▶ [SHORT EXERCISE]
Below is a block of records; reproduce all of them exactly and leave out any pictures.

▶ [SUPPLIED DATA]
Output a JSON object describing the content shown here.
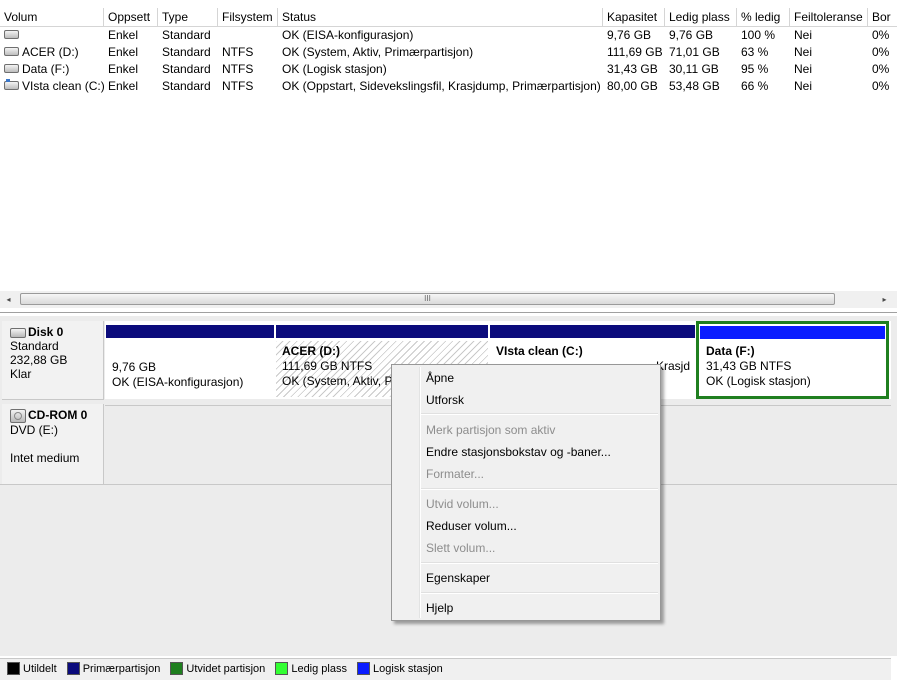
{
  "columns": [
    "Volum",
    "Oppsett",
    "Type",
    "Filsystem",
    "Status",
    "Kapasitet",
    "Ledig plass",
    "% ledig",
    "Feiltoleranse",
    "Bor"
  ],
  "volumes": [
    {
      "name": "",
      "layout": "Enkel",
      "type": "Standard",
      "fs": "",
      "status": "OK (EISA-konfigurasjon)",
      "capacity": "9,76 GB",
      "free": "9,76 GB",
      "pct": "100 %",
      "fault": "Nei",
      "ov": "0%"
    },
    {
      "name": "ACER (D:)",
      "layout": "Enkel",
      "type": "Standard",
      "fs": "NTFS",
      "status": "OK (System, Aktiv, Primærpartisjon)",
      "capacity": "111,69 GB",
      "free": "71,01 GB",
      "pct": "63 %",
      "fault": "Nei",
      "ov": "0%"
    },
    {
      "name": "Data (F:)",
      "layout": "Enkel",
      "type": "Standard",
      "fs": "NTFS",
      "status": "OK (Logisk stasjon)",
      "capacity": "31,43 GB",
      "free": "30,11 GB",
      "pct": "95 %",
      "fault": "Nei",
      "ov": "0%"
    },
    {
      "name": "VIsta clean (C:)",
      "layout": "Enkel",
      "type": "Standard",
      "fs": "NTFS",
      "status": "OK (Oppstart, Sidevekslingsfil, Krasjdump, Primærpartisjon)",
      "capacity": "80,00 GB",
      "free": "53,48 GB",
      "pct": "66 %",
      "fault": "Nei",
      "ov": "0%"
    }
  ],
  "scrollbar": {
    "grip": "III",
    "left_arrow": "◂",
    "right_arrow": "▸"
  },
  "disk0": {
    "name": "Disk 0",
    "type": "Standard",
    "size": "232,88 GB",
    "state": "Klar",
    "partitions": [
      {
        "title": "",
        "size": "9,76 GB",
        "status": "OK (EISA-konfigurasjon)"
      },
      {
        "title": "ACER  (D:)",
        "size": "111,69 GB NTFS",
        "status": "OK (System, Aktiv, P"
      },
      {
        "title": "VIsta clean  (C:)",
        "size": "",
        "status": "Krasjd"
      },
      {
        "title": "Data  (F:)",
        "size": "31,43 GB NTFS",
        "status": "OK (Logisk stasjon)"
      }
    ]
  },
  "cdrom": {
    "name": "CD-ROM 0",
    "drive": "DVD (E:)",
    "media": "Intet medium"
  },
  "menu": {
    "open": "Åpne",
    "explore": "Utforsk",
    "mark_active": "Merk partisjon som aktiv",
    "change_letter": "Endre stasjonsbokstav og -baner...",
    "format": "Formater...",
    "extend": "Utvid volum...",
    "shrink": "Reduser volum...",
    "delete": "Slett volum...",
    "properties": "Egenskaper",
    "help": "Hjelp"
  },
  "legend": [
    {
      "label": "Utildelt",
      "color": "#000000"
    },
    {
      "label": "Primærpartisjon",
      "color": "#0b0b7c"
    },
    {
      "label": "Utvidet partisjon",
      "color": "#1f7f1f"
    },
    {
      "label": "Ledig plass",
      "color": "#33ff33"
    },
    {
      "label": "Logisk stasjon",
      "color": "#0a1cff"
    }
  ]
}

▶ [TASK RESULT]
Output a JSON object describing the content shown here.
{
  "columns": [
    "Volum",
    "Oppsett",
    "Type",
    "Filsystem",
    "Status",
    "Kapasitet",
    "Ledig plass",
    "% ledig",
    "Feiltoleranse",
    "Bor"
  ],
  "volumes": [
    {
      "name": "",
      "layout": "Enkel",
      "type": "Standard",
      "fs": "",
      "status": "OK (EISA-konfigurasjon)",
      "capacity": "9,76 GB",
      "free": "9,76 GB",
      "pct": "100 %",
      "fault": "Nei",
      "ov": "0%"
    },
    {
      "name": "ACER (D:)",
      "layout": "Enkel",
      "type": "Standard",
      "fs": "NTFS",
      "status": "OK (System, Aktiv, Primærpartisjon)",
      "capacity": "111,69 GB",
      "free": "71,01 GB",
      "pct": "63 %",
      "fault": "Nei",
      "ov": "0%"
    },
    {
      "name": "Data (F:)",
      "layout": "Enkel",
      "type": "Standard",
      "fs": "NTFS",
      "status": "OK (Logisk stasjon)",
      "capacity": "31,43 GB",
      "free": "30,11 GB",
      "pct": "95 %",
      "fault": "Nei",
      "ov": "0%"
    },
    {
      "name": "VIsta clean (C:)",
      "layout": "Enkel",
      "type": "Standard",
      "fs": "NTFS",
      "status": "OK (Oppstart, Sidevekslingsfil, Krasjdump, Primærpartisjon)",
      "capacity": "80,00 GB",
      "free": "53,48 GB",
      "pct": "66 %",
      "fault": "Nei",
      "ov": "0%"
    }
  ],
  "scrollbar": {
    "grip": "III",
    "left_arrow": "◂",
    "right_arrow": "▸"
  },
  "disk0": {
    "name": "Disk 0",
    "type": "Standard",
    "size": "232,88 GB",
    "state": "Klar",
    "partitions": [
      {
        "title": "",
        "size": "9,76 GB",
        "status": "OK (EISA-konfigurasjon)"
      },
      {
        "title": "ACER  (D:)",
        "size": "111,69 GB NTFS",
        "status": "OK (System, Aktiv, P"
      },
      {
        "title": "VIsta clean  (C:)",
        "size": "",
        "status": "Krasjd"
      },
      {
        "title": "Data  (F:)",
        "size": "31,43 GB NTFS",
        "status": "OK (Logisk stasjon)"
      }
    ]
  },
  "cdrom": {
    "name": "CD-ROM 0",
    "drive": "DVD (E:)",
    "media": "Intet medium"
  },
  "menu": {
    "open": "Åpne",
    "explore": "Utforsk",
    "mark_active": "Merk partisjon som aktiv",
    "change_letter": "Endre stasjonsbokstav og -baner...",
    "format": "Formater...",
    "extend": "Utvid volum...",
    "shrink": "Reduser volum...",
    "delete": "Slett volum...",
    "properties": "Egenskaper",
    "help": "Hjelp"
  },
  "legend": [
    {
      "label": "Utildelt",
      "color": "#000000"
    },
    {
      "label": "Primærpartisjon",
      "color": "#0b0b7c"
    },
    {
      "label": "Utvidet partisjon",
      "color": "#1f7f1f"
    },
    {
      "label": "Ledig plass",
      "color": "#33ff33"
    },
    {
      "label": "Logisk stasjon",
      "color": "#0a1cff"
    }
  ]
}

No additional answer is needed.